#### SUPPLIED RECORDS:
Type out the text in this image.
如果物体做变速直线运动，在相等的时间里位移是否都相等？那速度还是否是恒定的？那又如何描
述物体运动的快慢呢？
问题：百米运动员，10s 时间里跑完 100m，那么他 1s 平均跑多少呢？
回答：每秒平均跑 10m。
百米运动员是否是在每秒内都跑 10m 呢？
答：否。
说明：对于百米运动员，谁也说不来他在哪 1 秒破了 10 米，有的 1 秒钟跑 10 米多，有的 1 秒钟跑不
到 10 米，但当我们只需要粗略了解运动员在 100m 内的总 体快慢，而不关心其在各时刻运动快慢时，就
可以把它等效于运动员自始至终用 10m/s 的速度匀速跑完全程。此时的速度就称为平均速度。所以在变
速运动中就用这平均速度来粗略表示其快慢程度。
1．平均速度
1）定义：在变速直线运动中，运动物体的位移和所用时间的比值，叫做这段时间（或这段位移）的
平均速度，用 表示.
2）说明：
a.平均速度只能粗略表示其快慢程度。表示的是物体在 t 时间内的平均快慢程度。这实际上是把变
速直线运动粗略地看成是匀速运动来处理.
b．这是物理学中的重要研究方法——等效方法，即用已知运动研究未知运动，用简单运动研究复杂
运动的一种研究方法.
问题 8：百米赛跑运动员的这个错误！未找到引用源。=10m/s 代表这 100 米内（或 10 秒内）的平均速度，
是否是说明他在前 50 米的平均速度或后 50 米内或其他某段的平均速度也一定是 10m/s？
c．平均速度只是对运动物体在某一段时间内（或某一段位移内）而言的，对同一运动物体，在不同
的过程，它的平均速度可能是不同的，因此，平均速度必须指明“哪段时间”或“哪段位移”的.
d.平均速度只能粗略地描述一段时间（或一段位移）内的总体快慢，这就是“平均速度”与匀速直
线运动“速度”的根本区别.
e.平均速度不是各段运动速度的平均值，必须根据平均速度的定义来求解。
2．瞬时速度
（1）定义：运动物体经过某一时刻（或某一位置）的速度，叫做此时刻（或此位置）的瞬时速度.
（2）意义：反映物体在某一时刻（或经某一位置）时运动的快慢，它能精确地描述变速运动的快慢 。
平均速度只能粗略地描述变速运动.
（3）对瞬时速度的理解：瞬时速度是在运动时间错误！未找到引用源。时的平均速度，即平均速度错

#### WHAT THE TASK REQUIRES:
Output each record exactly, leaving nothing out.

#### RESULT:
Type out the text in this image.
如果物体做变速直线运动，在相等的时间里位移是否都相等？那速度还是否是恒定的？那又如何描
述物体运动的快慢呢？
问题：百米运动员，10s 时间里跑完 100m，那么他 1s 平均跑多少呢？
回答：每秒平均跑 10m。
百米运动员是否是在每秒内都跑 10m 呢？
答：否。
说明：对于百米运动员，谁也说不来他在哪 1 秒破了 10 米，有的 1 秒钟跑 10 米多，有的 1 秒钟跑不
到 10 米，但当我们只需要粗略了解运动员在 100m 内的总 体快慢，而不关心其在各时刻运动快慢时，就
可以把它等效于运动员自始至终用 10m/s 的速度匀速跑完全程。此时的速度就称为平均速度。所以在变
速运动中就用这平均速度来粗略表示其快慢程度。
1．平均速度
1）定义：在变速直线运动中，运动物体的位移和所用时间的比值，叫做这段时间（或这段位移）的
平均速度，用 表示.
2）说明：
a.平均速度只能粗略表示其快慢程度。表示的是物体在 t 时间内的平均快慢程度。这实际上是把变
速直线运动粗略地看成是匀速运动来处理.
b．这是物理学中的重要研究方法——等效方法，即用已知运动研究未知运动，用简单运动研究复杂
运动的一种研究方法.
问题 8：百米赛跑运动员的这个错误！未找到引用源。=10m/s 代表这 100 米内（或 10 秒内）的平均速度，
是否是说明他在前 50 米的平均速度或后 50 米内或其他某段的平均速度也一定是 10m/s？
c．平均速度只是对运动物体在某一段时间内（或某一段位移内）而言的，对同一运动物体，在不同
的过程，它的平均速度可能是不同的，因此，平均速度必须指明“哪段时间”或“哪段位移”的.
d.平均速度只能粗略地描述一段时间（或一段位移）内的总体快慢，这就是“平均速度”与匀速直
线运动“速度”的根本区别.
e.平均速度不是各段运动速度的平均值，必须根据平均速度的定义来求解。
2．瞬时速度
（1）定义：运动物体经过某一时刻（或某一位置）的速度，叫做此时刻（或此位置）的瞬时速度.
（2）意义：反映物体在某一时刻（或经某一位置）时运动的快慢，它能精确地描述变速运动的快慢 。
平均速度只能粗略地描述变速运动.
（3）对瞬时速度的理解：瞬时速度是在运动时间错误！未找到引用源。时的平均速度，即平均速度错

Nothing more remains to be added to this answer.